* **Your task**
Find every line below that contains the word "name" and copy it out.
[BEGIN Material to process]
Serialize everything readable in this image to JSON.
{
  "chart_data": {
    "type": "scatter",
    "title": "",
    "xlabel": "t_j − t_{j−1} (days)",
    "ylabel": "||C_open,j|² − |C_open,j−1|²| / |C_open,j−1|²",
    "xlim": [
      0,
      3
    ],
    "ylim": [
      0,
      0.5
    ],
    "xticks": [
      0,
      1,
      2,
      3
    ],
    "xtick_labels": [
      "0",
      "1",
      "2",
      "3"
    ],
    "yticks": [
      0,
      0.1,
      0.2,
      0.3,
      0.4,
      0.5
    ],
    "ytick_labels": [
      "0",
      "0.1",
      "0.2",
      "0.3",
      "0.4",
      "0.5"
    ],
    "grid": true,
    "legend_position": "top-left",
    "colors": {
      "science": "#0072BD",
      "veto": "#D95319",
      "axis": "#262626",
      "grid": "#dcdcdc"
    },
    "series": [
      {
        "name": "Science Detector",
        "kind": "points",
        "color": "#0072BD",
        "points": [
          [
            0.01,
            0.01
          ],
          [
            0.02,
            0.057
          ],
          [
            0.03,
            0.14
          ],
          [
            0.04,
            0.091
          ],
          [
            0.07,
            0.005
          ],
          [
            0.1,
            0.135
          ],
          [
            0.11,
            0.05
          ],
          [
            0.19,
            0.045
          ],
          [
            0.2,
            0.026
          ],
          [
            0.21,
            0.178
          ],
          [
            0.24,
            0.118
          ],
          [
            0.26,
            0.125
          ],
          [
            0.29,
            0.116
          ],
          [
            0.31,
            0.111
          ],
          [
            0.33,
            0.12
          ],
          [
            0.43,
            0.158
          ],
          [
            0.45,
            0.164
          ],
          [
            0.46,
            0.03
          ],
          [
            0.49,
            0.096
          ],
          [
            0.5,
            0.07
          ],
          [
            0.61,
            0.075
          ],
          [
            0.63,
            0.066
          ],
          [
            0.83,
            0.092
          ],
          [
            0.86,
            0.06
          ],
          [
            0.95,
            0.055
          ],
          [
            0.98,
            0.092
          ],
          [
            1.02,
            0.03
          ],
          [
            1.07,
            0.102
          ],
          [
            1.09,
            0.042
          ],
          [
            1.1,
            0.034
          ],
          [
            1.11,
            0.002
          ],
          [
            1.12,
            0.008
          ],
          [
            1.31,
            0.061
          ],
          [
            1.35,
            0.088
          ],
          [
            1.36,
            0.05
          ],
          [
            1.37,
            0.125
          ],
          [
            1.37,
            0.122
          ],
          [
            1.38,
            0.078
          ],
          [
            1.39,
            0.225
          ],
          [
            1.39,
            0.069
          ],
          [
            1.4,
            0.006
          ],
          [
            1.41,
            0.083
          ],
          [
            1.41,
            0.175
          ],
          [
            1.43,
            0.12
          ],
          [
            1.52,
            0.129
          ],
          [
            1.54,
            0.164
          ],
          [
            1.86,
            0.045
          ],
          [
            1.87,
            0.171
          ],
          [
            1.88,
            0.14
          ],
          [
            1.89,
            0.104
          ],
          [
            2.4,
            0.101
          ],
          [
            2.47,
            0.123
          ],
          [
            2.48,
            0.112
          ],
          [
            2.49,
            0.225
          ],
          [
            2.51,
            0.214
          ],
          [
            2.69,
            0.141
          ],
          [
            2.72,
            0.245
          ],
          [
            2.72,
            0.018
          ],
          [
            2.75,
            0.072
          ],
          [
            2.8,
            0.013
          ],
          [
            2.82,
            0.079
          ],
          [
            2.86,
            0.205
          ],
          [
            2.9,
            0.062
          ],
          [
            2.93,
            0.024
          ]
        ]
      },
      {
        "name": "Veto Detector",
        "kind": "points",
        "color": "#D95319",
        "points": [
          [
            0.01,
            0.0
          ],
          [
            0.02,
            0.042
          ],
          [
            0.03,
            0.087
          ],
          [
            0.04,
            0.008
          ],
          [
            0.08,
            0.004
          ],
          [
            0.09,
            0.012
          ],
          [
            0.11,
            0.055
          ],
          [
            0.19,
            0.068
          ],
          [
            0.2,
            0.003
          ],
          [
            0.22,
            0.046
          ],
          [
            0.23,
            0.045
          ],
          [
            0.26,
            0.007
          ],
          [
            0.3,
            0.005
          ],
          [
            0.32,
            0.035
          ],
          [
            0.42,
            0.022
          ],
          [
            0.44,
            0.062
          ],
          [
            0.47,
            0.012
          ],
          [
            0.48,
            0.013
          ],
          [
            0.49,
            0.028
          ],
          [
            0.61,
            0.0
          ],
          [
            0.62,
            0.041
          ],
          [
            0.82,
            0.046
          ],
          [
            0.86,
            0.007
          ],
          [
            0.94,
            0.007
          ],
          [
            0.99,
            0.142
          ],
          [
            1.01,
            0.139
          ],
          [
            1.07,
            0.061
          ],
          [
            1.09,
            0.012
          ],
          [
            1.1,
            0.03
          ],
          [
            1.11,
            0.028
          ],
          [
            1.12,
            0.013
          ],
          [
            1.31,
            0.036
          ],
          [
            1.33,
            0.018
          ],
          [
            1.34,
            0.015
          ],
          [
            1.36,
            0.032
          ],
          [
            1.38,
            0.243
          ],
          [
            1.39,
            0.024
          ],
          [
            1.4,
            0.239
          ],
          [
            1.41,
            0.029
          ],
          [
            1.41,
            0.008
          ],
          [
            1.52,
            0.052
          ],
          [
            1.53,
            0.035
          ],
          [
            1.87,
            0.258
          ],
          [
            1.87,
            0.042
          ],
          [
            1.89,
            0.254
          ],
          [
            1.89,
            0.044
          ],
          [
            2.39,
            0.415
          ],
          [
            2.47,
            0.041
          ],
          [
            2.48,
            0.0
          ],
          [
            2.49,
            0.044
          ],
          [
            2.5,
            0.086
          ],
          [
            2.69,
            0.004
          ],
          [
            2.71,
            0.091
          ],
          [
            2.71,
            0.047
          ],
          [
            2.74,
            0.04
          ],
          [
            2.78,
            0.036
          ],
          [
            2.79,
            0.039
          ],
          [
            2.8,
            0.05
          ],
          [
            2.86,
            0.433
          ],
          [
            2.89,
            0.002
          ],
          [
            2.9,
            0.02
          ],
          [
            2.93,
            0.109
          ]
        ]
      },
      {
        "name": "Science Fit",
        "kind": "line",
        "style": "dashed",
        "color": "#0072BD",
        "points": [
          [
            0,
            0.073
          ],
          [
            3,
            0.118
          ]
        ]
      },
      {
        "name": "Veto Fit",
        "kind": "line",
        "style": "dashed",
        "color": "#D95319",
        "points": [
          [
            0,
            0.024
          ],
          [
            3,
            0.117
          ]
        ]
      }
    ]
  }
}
[END Material to process]
* **Correct result**
        "name": "Science Detector",
        "name": "Veto Detector",
        "name": "Science Fit",
        "name": "Veto Fit",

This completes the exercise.